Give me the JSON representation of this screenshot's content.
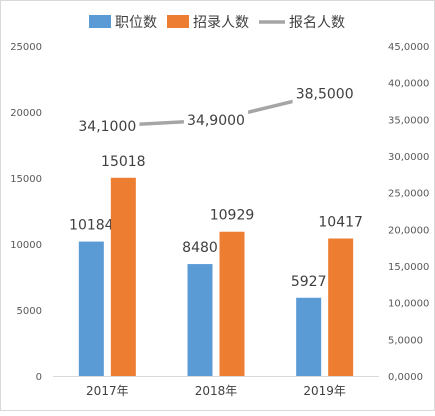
{
  "chart_data": {
    "type": "bar",
    "categories": [
      "2017年",
      "2018年",
      "2019年"
    ],
    "series": [
      {
        "name": "职位数",
        "kind": "bar",
        "axis": "left",
        "color": "#5b9bd5",
        "values": [
          10184,
          8480,
          5927
        ],
        "labels": [
          "10184",
          "8480",
          "5927"
        ]
      },
      {
        "name": "招录人数",
        "kind": "bar",
        "axis": "left",
        "color": "#ed7d31",
        "values": [
          15018,
          10929,
          10417
        ],
        "labels": [
          "15018",
          "10929",
          "10417"
        ]
      },
      {
        "name": "报名人数",
        "kind": "line",
        "axis": "right",
        "color": "#a5a5a5",
        "values": [
          34100,
          34900,
          38500
        ],
        "labels": [
          "34,1000",
          "34,9000",
          "38,5000"
        ]
      }
    ],
    "left_axis": {
      "ylim": [
        0,
        25000
      ],
      "ticks": [
        "0",
        "5000",
        "10000",
        "15000",
        "20000",
        "25000"
      ]
    },
    "right_axis": {
      "ylim": [
        0,
        45000
      ],
      "ticks": [
        "0,0000",
        "5,0000",
        "10,0000",
        "15,0000",
        "20,0000",
        "25,0000",
        "30,0000",
        "35,0000",
        "40,0000",
        "45,0000"
      ]
    },
    "legend_position": "top",
    "grid": false
  }
}
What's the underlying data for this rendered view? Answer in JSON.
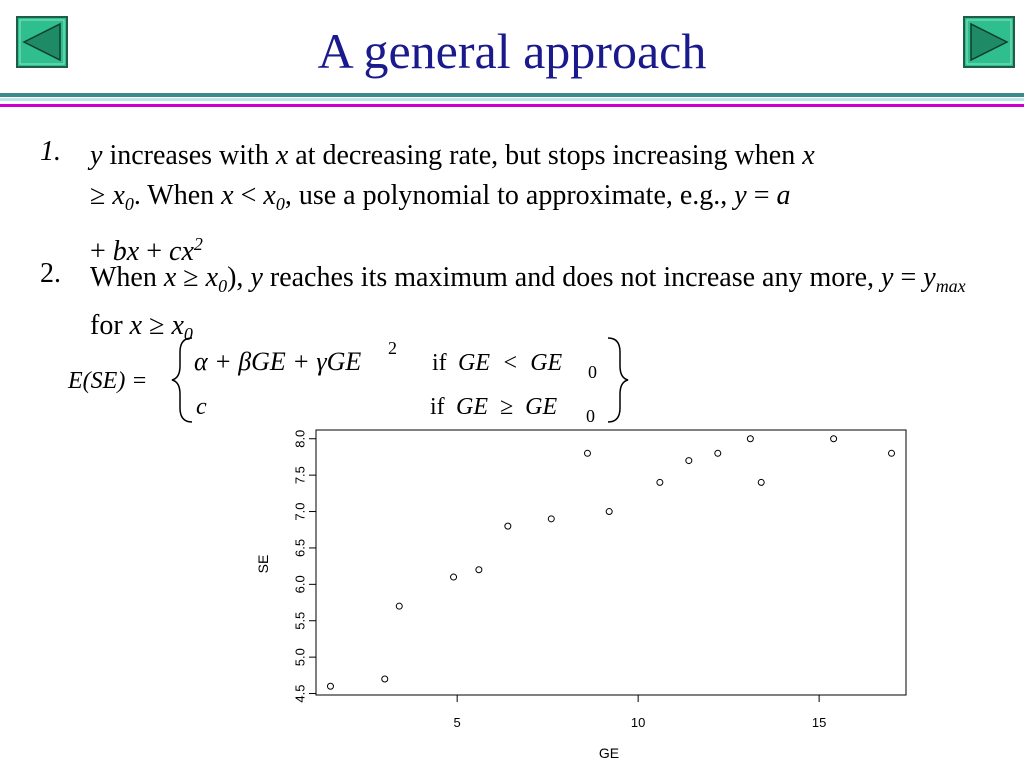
{
  "title": "A general approach",
  "nav": {
    "prev_icon": "triangle-left-icon",
    "next_icon": "triangle-right-icon",
    "button_color": "#2fbf8f"
  },
  "items": [
    {
      "number": "1.",
      "t1": "y",
      "t2": " increases with ",
      "t3": "x",
      "t4": " at decreasing rate, but stops increasing when ",
      "t5": "x",
      "t6": " ≥ ",
      "t7": "x",
      "t8": "0",
      "t9": ". When ",
      "t10": "x",
      "t11": " < ",
      "t12": "x",
      "t13": "0",
      "t14": ", use a polynomial to approximate, e.g., ",
      "t15": "y",
      "t16": " = ",
      "t17": "a",
      "t18": " + ",
      "t19": "bx",
      "t20": " + ",
      "t21": "cx",
      "t22": "2"
    },
    {
      "number": "2.",
      "t1": "When ",
      "t2": "x",
      "t3": "  ≥ ",
      "t4": "x",
      "t5": "0",
      "t6": "), ",
      "t7": "y",
      "t8": " reaches its maximum and does not increase any more,  ",
      "t9": "y",
      "t10": " = ",
      "t11": "y",
      "t12": "max",
      "t13": " for ",
      "t14": "x",
      "t15": " ≥ ",
      "t16": "x",
      "t17": "0"
    }
  ],
  "equation": {
    "lhs": "E(SE) =",
    "case1_expr": "α + βGE + γGE",
    "case1_exp": "2",
    "case1_cond_if": "if",
    "case1_cond": "GE  <  GE",
    "case1_sub": "0",
    "case2_expr": "c",
    "case2_cond_if": "if",
    "case2_cond": "GE  ≥  GE",
    "case2_sub": "0"
  },
  "chart_data": {
    "type": "scatter",
    "title": "",
    "xlabel": "GE",
    "ylabel": "SE",
    "x_ticks": [
      "5",
      "10",
      "15"
    ],
    "y_ticks": [
      "4.5",
      "5.0",
      "5.5",
      "6.0",
      "6.5",
      "7.0",
      "7.5",
      "8.0"
    ],
    "xlim": [
      1.1,
      17.4
    ],
    "ylim": [
      4.48,
      8.12
    ],
    "grid": false,
    "points": [
      [
        1.5,
        4.6
      ],
      [
        3.0,
        4.7
      ],
      [
        3.4,
        5.7
      ],
      [
        4.9,
        6.1
      ],
      [
        5.6,
        6.2
      ],
      [
        6.4,
        6.8
      ],
      [
        7.6,
        6.9
      ],
      [
        8.6,
        7.8
      ],
      [
        9.2,
        7.0
      ],
      [
        10.6,
        7.4
      ],
      [
        11.4,
        7.7
      ],
      [
        12.2,
        7.8
      ],
      [
        13.1,
        8.0
      ],
      [
        13.4,
        7.4
      ],
      [
        15.4,
        8.0
      ],
      [
        17.0,
        7.8
      ]
    ]
  }
}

### Problem details
Print the complete listing exactly, apart from any pictures.

### Full answer
Give me the JSON representation of this screenshot's content.
{
  "chart_data": {
    "type": "bar",
    "categories": [
      "2017年",
      "2018年",
      "2019年"
    ],
    "series": [
      {
        "name": "职位数",
        "kind": "bar",
        "axis": "left",
        "color": "#5b9bd5",
        "values": [
          10184,
          8480,
          5927
        ],
        "labels": [
          "10184",
          "8480",
          "5927"
        ]
      },
      {
        "name": "招录人数",
        "kind": "bar",
        "axis": "left",
        "color": "#ed7d31",
        "values": [
          15018,
          10929,
          10417
        ],
        "labels": [
          "15018",
          "10929",
          "10417"
        ]
      },
      {
        "name": "报名人数",
        "kind": "line",
        "axis": "right",
        "color": "#a5a5a5",
        "values": [
          34100,
          34900,
          38500
        ],
        "labels": [
          "34,1000",
          "34,9000",
          "38,5000"
        ]
      }
    ],
    "left_axis": {
      "ylim": [
        0,
        25000
      ],
      "ticks": [
        "0",
        "5000",
        "10000",
        "15000",
        "20000",
        "25000"
      ]
    },
    "right_axis": {
      "ylim": [
        0,
        45000
      ],
      "ticks": [
        "0,0000",
        "5,0000",
        "10,0000",
        "15,0000",
        "20,0000",
        "25,0000",
        "30,0000",
        "35,0000",
        "40,0000",
        "45,0000"
      ]
    },
    "legend_position": "top",
    "grid": false
  }
}
What's the underlying data for this rendered view? Answer in JSON.
{
  "title": "A general approach",
  "nav": {
    "prev_icon": "triangle-left-icon",
    "next_icon": "triangle-right-icon",
    "button_color": "#2fbf8f"
  },
  "items": [
    {
      "number": "1.",
      "t1": "y",
      "t2": " increases with ",
      "t3": "x",
      "t4": " at decreasing rate, but stops increasing when ",
      "t5": "x",
      "t6": " ≥ ",
      "t7": "x",
      "t8": "0",
      "t9": ". When ",
      "t10": "x",
      "t11": " < ",
      "t12": "x",
      "t13": "0",
      "t14": ", use a polynomial to approximate, e.g., ",
      "t15": "y",
      "t16": " = ",
      "t17": "a",
      "t18": " + ",
      "t19": "bx",
      "t20": " + ",
      "t21": "cx",
      "t22": "2"
    },
    {
      "number": "2.",
      "t1": "When ",
      "t2": "x",
      "t3": "  ≥ ",
      "t4": "x",
      "t5": "0",
      "t6": "), ",
      "t7": "y",
      "t8": " reaches its maximum and does not increase any more,  ",
      "t9": "y",
      "t10": " = ",
      "t11": "y",
      "t12": "max",
      "t13": " for ",
      "t14": "x",
      "t15": " ≥ ",
      "t16": "x",
      "t17": "0"
    }
  ],
  "equation": {
    "lhs": "E(SE) =",
    "case1_expr": "α + βGE + γGE",
    "case1_exp": "2",
    "case1_cond_if": "if",
    "case1_cond": "GE  <  GE",
    "case1_sub": "0",
    "case2_expr": "c",
    "case2_cond_if": "if",
    "case2_cond": "GE  ≥  GE",
    "case2_sub": "0"
  },
  "chart_data": {
    "type": "scatter",
    "title": "",
    "xlabel": "GE",
    "ylabel": "SE",
    "x_ticks": [
      "5",
      "10",
      "15"
    ],
    "y_ticks": [
      "4.5",
      "5.0",
      "5.5",
      "6.0",
      "6.5",
      "7.0",
      "7.5",
      "8.0"
    ],
    "xlim": [
      1.1,
      17.4
    ],
    "ylim": [
      4.48,
      8.12
    ],
    "grid": false,
    "points": [
      [
        1.5,
        4.6
      ],
      [
        3.0,
        4.7
      ],
      [
        3.4,
        5.7
      ],
      [
        4.9,
        6.1
      ],
      [
        5.6,
        6.2
      ],
      [
        6.4,
        6.8
      ],
      [
        7.6,
        6.9
      ],
      [
        8.6,
        7.8
      ],
      [
        9.2,
        7.0
      ],
      [
        10.6,
        7.4
      ],
      [
        11.4,
        7.7
      ],
      [
        12.2,
        7.8
      ],
      [
        13.1,
        8.0
      ],
      [
        13.4,
        7.4
      ],
      [
        15.4,
        8.0
      ],
      [
        17.0,
        7.8
      ]
    ]
  }
}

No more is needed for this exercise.